◆ PROMPT:
Reproduce the following entries line for line, without any change, and leave the pictures out of your answer.

◆ SUPPLIED DATA:
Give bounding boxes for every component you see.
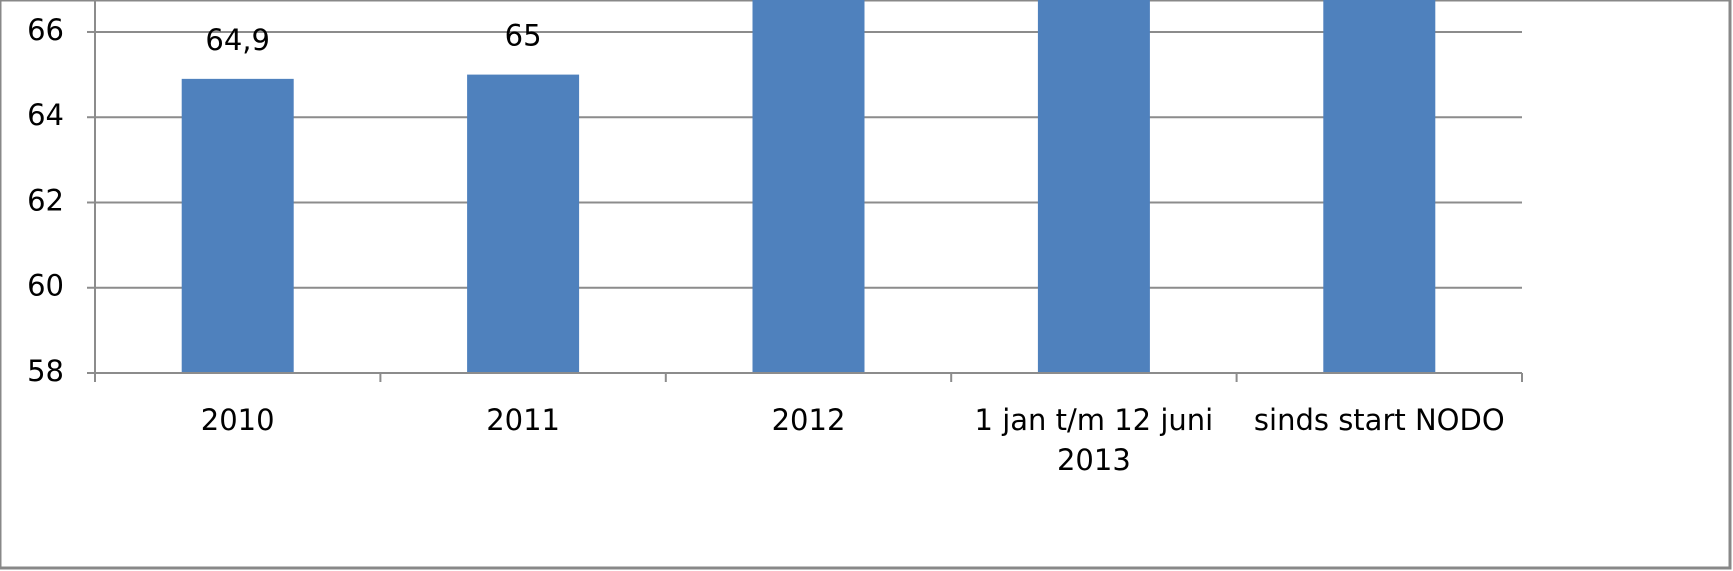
y-tick-label: 64 [27, 98, 64, 132]
bar [1323, 0, 1436, 373]
x-tick-label: 2012 [771, 403, 846, 437]
x-tick-label: 2011 [486, 403, 560, 437]
x-tick-label: 2010 [200, 403, 275, 437]
y-tick-label: 66 [27, 13, 64, 47]
data-label: 65 [505, 19, 542, 53]
y-tick-label: 62 [27, 183, 64, 217]
bar [467, 74, 580, 373]
bar [752, 0, 865, 373]
y-tick-label: 60 [27, 269, 64, 303]
bar [181, 78, 294, 373]
x-tick-label: 1 jan t/m 12 juni 2013 [974, 403, 1214, 477]
y-tick-label: 58 [27, 354, 64, 388]
data-label: 64,9 [205, 23, 270, 57]
x-tick-label: sinds start NODO [1253, 403, 1505, 437]
bar [1037, 0, 1150, 373]
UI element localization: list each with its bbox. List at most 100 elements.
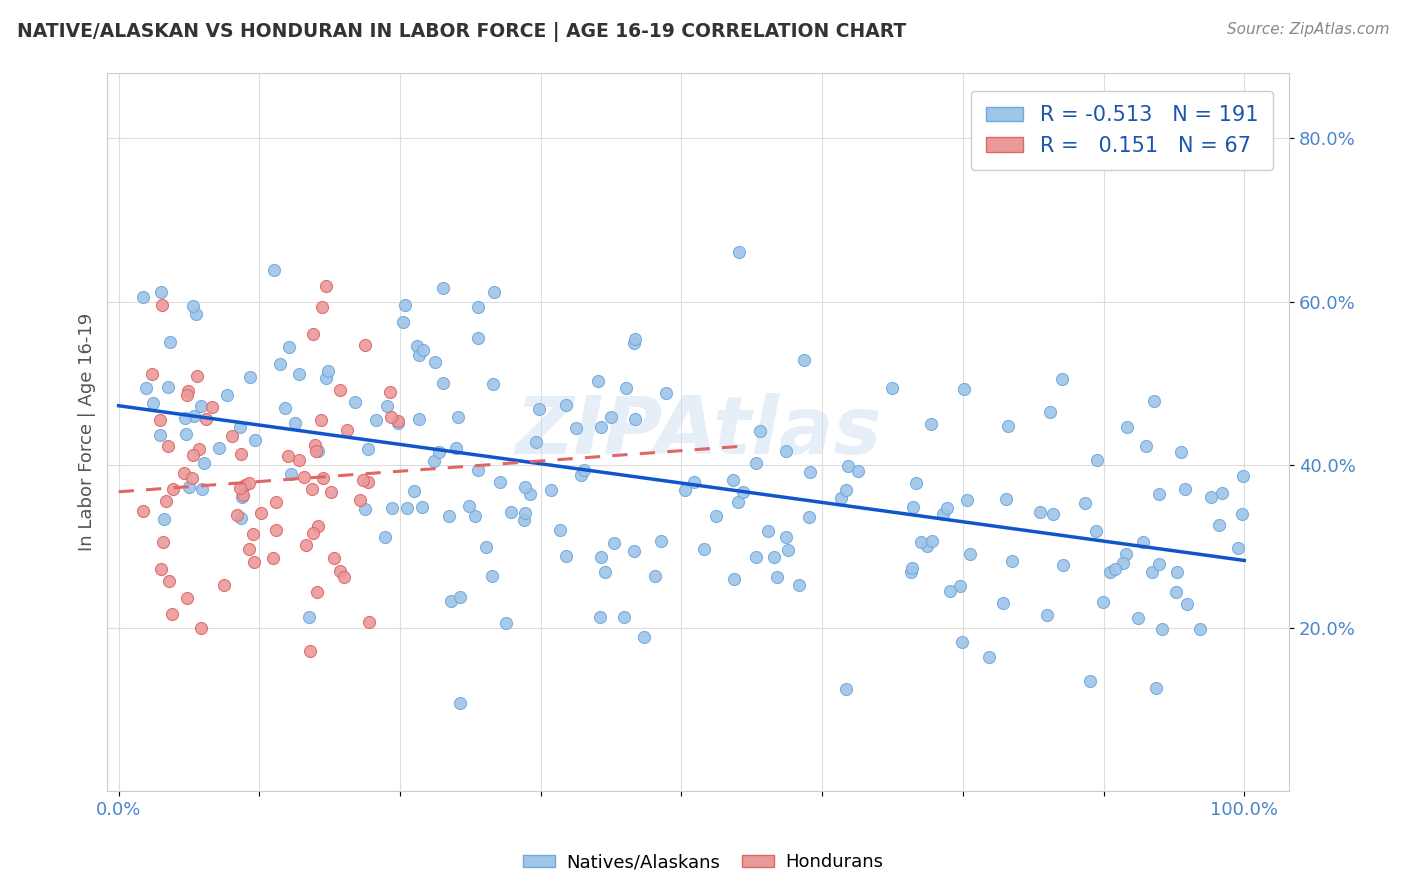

◆ CORRECT RESPONSE:
Give bounding boxes for every component you see.
y-tick-label: 64 [27, 98, 64, 132]
bar [1323, 0, 1436, 373]
x-tick-label: 2012 [771, 403, 846, 437]
x-tick-label: 2011 [486, 403, 560, 437]
x-tick-label: 2010 [200, 403, 275, 437]
y-tick-label: 66 [27, 13, 64, 47]
data-label: 65 [505, 19, 542, 53]
y-tick-label: 62 [27, 183, 64, 217]
bar [467, 74, 580, 373]
bar [752, 0, 865, 373]
y-tick-label: 60 [27, 269, 64, 303]
bar [181, 78, 294, 373]
x-tick-label: 1 jan t/m 12 juni 2013 [974, 403, 1214, 477]
y-tick-label: 58 [27, 354, 64, 388]
data-label: 64,9 [205, 23, 270, 57]
x-tick-label: sinds start NODO [1253, 403, 1505, 437]
bar [1037, 0, 1150, 373]
UI element localization: list each with its bbox. List at most 100 elements.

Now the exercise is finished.